Problem details: In the records below, give everything from the line containing "Itemize the components" down to the line containing "x-tick-label: 36 [582, 480, 601, 498]", both included, as a JSON list of strings with one string per line and blank lines left out.

Given data:
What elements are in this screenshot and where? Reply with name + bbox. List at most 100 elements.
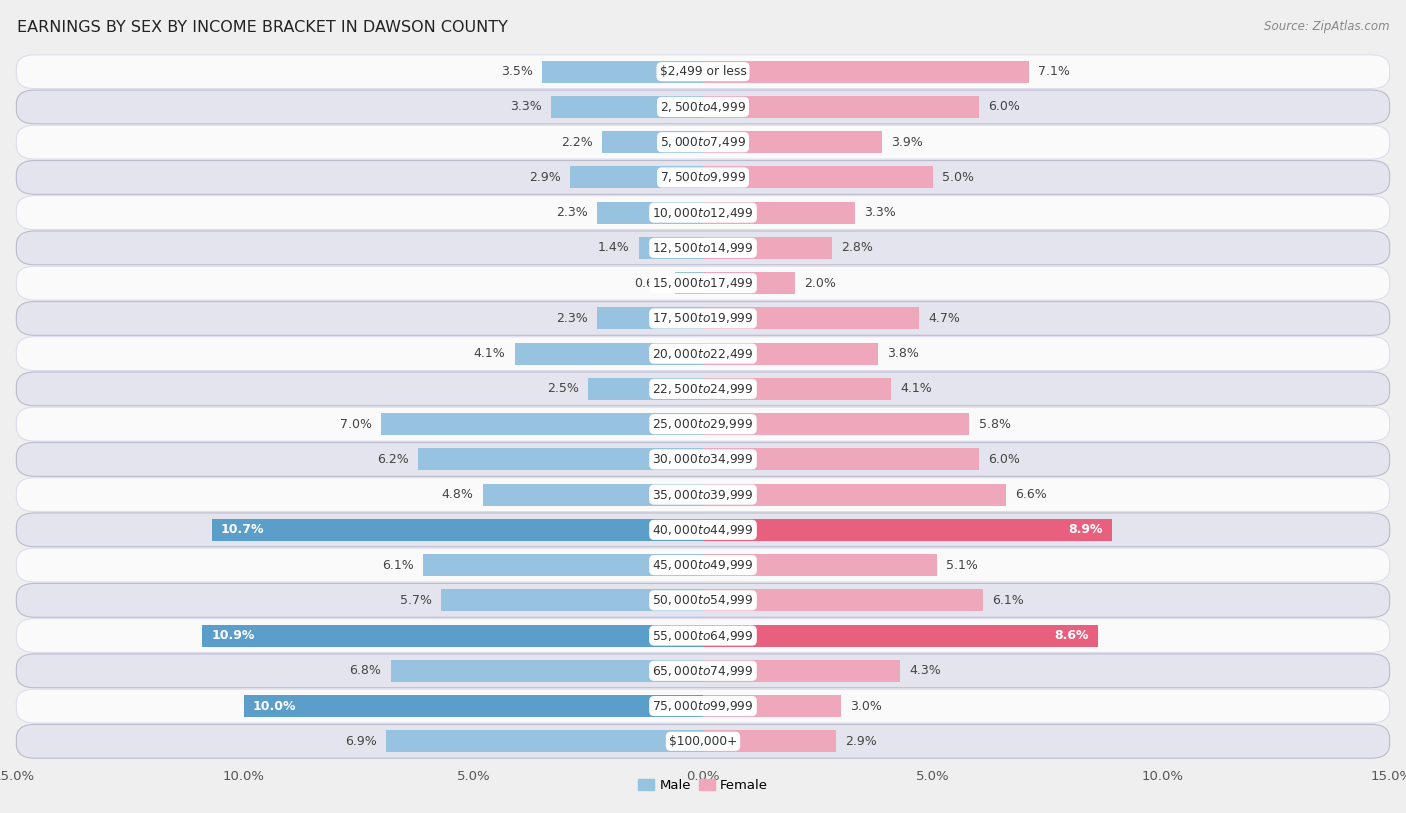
--
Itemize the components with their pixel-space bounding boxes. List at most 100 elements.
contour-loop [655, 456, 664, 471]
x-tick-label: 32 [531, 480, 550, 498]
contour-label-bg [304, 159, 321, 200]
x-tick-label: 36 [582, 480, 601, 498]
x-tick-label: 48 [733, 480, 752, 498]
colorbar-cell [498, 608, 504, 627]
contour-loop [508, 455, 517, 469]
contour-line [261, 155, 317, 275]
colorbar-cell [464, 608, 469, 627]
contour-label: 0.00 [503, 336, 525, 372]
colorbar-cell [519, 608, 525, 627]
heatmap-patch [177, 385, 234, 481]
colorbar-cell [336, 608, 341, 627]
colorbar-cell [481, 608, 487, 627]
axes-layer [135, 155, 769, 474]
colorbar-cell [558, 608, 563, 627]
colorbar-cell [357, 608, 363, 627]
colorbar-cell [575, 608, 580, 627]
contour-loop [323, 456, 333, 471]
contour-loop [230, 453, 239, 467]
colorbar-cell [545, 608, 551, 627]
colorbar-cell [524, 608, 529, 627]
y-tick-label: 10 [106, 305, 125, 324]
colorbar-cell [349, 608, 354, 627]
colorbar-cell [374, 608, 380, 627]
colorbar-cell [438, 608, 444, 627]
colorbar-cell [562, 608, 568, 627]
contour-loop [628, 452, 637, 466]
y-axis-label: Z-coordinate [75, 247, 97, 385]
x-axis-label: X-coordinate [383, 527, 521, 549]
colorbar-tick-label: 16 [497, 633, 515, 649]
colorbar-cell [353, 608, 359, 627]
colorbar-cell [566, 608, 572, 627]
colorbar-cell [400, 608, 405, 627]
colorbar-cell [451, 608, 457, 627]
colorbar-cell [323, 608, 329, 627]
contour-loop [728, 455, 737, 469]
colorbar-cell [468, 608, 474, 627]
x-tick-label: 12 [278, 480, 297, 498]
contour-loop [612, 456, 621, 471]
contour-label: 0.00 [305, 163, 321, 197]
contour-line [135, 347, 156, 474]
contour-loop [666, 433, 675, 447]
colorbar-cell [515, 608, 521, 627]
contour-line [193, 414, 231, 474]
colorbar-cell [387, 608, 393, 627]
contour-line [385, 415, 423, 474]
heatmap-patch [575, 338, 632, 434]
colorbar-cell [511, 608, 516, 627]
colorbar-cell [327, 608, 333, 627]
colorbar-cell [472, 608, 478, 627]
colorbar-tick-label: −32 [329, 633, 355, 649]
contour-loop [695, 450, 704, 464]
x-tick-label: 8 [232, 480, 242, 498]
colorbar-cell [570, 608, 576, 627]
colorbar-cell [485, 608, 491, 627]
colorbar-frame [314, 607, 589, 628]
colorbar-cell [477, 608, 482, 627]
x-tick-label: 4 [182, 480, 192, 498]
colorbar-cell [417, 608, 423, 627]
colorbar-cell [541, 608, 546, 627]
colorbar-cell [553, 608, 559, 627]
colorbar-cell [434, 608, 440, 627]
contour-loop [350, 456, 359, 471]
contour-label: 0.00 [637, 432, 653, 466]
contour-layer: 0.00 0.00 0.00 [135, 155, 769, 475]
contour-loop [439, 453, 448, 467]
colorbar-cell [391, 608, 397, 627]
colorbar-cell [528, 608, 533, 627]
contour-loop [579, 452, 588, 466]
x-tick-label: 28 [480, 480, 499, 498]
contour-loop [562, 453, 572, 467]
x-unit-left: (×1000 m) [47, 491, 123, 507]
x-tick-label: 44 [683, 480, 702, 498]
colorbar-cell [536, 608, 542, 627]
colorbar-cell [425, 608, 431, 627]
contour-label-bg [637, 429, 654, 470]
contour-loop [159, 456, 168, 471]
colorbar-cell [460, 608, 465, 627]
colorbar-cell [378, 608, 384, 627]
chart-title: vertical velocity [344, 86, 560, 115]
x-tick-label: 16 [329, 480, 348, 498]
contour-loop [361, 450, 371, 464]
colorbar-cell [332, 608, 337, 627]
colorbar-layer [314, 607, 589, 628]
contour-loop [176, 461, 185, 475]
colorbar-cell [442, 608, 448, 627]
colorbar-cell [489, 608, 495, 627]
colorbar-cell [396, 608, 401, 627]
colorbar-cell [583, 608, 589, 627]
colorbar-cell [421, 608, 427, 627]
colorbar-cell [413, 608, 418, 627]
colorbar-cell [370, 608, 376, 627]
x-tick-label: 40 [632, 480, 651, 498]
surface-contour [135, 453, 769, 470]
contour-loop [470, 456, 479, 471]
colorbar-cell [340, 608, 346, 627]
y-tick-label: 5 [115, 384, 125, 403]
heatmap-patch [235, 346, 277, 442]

Task output:
[
  "Itemize the components with their pixel-space bounding boxes. List at most 100 elements.",
  "contour-loop [655, 456, 664, 471]",
  "x-tick-label: 32 [531, 480, 550, 498]",
  "contour-label-bg [304, 159, 321, 200]",
  "x-tick-label: 36 [582, 480, 601, 498]"
]